Instructions to follow:
Find the lines below that contain the string "Open". Copy each one.

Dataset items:
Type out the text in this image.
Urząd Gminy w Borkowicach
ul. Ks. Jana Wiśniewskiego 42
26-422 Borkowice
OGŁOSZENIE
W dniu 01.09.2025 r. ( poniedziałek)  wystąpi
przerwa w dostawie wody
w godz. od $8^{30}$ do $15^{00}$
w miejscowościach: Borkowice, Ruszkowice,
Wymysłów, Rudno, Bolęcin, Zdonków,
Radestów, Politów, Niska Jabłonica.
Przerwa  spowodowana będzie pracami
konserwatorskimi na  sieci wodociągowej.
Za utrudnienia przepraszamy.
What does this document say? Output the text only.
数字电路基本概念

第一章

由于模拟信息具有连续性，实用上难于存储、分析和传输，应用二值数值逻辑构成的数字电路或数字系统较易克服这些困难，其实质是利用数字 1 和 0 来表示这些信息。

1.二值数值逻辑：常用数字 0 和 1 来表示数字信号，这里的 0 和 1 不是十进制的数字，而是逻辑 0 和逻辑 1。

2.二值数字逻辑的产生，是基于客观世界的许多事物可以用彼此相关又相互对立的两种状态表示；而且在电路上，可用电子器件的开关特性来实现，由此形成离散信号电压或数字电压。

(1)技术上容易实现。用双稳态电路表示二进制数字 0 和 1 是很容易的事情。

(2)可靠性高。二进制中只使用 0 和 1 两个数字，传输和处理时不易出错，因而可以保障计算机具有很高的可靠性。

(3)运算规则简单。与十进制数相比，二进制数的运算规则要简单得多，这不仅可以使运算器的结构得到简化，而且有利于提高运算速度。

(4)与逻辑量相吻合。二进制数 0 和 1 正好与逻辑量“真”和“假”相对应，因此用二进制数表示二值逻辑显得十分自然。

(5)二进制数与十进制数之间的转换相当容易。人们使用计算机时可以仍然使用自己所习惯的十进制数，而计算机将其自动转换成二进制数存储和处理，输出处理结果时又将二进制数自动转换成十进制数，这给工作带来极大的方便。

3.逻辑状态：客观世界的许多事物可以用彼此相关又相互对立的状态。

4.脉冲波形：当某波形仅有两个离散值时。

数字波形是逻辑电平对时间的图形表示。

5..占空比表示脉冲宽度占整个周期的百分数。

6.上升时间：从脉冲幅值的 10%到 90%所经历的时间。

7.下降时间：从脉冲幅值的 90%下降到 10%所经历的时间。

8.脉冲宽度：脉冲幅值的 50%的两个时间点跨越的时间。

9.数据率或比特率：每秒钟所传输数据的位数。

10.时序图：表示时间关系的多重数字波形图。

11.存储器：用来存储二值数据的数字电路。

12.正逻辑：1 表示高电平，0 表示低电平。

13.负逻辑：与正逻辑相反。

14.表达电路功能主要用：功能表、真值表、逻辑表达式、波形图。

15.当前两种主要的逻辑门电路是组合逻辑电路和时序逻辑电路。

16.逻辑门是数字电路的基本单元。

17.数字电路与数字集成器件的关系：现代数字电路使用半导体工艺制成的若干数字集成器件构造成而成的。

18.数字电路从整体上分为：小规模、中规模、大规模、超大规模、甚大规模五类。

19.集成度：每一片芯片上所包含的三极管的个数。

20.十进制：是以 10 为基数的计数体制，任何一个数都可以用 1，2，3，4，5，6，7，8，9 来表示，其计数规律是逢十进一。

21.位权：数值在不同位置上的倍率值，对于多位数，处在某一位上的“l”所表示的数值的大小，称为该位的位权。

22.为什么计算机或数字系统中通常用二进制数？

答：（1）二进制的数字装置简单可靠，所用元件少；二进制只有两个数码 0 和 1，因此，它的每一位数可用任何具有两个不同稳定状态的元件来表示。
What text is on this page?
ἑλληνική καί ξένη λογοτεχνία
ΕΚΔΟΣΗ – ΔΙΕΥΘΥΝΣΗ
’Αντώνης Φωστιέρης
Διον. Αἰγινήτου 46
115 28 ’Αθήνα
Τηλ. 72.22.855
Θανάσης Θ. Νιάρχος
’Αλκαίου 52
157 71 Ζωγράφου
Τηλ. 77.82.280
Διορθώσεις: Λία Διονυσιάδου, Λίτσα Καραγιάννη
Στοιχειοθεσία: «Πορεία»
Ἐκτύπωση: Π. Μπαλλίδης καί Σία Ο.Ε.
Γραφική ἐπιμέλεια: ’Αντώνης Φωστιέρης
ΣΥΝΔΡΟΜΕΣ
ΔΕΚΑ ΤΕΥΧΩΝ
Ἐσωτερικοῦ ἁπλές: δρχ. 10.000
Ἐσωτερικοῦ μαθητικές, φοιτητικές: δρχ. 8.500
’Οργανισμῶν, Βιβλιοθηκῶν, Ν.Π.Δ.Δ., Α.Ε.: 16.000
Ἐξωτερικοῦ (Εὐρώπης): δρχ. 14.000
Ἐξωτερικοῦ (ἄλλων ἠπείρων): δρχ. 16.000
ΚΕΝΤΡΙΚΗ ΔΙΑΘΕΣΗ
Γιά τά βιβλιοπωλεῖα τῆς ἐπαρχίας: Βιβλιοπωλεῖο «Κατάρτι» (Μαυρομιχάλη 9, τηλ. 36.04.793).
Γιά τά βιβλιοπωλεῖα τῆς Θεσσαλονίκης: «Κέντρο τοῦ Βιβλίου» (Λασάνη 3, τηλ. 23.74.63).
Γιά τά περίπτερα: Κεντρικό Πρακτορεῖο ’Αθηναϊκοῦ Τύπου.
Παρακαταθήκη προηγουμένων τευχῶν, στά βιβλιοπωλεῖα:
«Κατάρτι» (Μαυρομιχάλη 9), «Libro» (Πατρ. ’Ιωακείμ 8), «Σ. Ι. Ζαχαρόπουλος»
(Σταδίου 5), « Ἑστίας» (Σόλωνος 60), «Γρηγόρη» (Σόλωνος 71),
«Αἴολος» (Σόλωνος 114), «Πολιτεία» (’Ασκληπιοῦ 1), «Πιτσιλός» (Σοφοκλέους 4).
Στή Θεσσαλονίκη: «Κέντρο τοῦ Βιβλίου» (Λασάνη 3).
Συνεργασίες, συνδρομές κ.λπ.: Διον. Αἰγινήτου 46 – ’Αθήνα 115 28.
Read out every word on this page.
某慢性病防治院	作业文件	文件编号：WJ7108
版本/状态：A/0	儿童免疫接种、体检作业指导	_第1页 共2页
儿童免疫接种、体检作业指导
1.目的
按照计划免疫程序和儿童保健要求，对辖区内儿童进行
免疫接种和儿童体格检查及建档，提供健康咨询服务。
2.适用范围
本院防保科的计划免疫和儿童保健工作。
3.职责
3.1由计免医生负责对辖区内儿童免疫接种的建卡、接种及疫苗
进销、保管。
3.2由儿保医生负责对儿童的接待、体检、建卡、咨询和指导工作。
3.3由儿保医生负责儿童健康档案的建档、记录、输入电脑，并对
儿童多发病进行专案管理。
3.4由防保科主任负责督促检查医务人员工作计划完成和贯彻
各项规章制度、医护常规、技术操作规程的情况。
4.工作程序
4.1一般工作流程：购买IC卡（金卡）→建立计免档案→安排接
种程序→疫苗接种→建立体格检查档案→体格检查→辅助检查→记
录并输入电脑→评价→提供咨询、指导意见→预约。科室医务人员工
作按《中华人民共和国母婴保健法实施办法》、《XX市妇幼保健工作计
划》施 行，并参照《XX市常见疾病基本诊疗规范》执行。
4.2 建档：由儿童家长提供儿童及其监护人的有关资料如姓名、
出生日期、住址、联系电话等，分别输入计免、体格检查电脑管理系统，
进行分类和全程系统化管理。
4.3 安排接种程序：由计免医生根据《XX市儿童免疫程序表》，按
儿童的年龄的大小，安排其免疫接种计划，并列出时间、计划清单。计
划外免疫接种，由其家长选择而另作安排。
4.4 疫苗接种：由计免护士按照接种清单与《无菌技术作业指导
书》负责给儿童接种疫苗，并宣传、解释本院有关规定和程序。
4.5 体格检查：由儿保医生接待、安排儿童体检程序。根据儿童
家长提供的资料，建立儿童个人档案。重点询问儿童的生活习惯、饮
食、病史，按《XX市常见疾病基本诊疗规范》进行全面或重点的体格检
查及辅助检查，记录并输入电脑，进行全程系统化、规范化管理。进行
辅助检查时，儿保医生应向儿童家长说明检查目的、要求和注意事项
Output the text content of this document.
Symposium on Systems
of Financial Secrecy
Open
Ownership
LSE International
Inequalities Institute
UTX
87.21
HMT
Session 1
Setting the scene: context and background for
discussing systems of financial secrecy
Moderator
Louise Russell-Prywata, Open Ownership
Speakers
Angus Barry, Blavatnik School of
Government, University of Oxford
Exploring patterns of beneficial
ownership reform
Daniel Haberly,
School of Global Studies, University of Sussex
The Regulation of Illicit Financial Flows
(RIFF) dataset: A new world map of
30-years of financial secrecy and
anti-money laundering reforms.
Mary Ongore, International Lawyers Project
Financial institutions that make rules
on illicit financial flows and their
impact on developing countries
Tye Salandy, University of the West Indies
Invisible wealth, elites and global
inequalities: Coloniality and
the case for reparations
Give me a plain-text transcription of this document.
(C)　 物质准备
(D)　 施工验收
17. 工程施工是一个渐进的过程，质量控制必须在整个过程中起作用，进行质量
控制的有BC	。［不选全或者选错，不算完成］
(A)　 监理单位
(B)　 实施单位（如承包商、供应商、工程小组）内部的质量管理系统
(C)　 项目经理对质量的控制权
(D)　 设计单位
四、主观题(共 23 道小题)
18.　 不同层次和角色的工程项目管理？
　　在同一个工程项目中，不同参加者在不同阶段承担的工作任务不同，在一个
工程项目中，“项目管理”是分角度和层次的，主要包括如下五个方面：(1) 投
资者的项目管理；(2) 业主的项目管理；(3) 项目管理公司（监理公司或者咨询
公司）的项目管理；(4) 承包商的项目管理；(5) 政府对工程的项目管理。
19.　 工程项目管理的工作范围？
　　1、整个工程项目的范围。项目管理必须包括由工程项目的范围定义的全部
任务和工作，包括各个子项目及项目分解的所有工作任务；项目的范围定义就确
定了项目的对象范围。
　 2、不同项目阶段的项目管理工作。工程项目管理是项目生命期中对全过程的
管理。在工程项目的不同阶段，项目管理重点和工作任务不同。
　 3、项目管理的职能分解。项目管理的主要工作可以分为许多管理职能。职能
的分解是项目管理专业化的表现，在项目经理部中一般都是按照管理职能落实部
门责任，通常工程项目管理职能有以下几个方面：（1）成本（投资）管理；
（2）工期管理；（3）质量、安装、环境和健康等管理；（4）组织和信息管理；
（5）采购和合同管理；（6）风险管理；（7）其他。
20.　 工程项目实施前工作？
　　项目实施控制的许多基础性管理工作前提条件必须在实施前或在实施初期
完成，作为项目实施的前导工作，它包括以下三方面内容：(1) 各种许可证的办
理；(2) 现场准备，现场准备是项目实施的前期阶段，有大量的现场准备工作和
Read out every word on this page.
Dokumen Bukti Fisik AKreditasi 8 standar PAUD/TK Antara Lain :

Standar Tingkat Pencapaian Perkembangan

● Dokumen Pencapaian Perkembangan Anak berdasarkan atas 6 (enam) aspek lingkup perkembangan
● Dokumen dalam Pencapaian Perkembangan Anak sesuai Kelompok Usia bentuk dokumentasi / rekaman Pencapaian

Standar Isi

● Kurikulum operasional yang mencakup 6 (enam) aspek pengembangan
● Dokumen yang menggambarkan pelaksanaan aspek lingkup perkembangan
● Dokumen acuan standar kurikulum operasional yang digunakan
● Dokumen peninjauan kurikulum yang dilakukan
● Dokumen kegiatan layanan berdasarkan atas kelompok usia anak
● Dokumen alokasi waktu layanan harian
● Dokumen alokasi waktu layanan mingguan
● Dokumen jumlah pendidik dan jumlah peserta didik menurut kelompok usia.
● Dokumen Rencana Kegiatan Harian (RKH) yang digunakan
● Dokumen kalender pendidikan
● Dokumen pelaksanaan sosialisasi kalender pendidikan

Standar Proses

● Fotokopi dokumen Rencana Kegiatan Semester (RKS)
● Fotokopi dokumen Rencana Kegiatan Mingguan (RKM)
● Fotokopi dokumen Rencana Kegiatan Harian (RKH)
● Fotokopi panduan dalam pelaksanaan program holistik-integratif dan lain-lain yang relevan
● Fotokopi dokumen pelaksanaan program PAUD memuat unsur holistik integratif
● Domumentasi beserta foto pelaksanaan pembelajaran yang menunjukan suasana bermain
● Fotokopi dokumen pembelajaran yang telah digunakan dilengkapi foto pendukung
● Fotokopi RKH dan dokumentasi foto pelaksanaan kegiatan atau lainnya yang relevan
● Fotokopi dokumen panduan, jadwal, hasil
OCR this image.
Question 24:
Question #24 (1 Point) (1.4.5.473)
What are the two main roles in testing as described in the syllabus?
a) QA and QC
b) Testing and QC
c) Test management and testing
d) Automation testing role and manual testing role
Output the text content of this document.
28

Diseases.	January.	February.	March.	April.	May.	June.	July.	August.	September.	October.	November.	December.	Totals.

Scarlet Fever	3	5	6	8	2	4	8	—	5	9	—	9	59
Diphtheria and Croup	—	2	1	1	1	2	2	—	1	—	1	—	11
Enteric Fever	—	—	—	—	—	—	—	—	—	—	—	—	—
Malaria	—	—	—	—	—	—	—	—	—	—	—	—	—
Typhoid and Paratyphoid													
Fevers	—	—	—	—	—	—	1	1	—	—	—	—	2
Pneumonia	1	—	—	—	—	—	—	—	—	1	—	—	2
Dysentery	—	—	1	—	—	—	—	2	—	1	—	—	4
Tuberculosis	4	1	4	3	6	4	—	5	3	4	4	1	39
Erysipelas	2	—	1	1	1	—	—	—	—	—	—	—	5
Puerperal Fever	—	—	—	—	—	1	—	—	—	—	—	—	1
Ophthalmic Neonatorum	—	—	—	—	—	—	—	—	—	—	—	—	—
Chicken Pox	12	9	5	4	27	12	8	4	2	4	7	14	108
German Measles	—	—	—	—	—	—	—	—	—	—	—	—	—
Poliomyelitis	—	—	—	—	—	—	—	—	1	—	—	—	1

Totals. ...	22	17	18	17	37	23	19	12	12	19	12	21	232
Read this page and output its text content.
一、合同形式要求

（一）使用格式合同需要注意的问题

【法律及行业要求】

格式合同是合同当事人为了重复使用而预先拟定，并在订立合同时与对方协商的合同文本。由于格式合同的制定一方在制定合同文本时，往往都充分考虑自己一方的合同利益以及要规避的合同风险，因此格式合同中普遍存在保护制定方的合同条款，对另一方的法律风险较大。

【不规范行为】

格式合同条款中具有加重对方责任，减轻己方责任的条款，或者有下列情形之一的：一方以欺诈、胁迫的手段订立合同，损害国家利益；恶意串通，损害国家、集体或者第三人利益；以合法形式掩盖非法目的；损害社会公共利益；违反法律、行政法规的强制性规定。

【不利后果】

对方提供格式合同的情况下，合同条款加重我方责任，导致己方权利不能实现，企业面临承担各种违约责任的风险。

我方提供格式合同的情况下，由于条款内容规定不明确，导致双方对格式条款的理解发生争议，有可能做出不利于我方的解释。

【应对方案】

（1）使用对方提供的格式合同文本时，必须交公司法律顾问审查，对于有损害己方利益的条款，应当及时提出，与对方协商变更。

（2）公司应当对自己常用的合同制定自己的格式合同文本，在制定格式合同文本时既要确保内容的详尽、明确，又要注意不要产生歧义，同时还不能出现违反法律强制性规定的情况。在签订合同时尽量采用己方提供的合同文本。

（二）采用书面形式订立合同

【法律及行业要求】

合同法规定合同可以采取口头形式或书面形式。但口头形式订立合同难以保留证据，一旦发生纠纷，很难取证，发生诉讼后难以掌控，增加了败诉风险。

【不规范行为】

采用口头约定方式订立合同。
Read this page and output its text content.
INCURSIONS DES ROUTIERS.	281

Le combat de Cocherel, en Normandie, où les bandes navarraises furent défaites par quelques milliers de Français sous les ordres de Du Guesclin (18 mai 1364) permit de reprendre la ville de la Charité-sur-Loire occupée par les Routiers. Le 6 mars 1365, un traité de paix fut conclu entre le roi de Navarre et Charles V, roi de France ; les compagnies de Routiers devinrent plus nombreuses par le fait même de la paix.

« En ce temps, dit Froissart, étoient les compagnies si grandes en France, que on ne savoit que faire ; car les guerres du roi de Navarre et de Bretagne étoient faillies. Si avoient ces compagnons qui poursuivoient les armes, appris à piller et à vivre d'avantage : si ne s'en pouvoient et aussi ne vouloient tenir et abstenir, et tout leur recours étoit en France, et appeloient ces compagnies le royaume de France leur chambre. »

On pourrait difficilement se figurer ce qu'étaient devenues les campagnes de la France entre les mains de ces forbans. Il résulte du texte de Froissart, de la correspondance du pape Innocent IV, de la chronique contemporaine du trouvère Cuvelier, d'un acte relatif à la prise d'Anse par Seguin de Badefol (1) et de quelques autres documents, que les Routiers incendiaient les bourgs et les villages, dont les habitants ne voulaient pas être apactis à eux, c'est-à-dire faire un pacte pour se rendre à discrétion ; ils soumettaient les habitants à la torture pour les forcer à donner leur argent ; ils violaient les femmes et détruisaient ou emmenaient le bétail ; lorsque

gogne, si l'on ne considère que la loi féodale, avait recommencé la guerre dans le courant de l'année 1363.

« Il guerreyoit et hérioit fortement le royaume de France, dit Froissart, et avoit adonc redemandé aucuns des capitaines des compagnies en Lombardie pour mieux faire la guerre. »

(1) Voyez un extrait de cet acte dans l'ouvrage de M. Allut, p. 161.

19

Response to this task:
Open
Louise Russell-Prywata, Open Ownership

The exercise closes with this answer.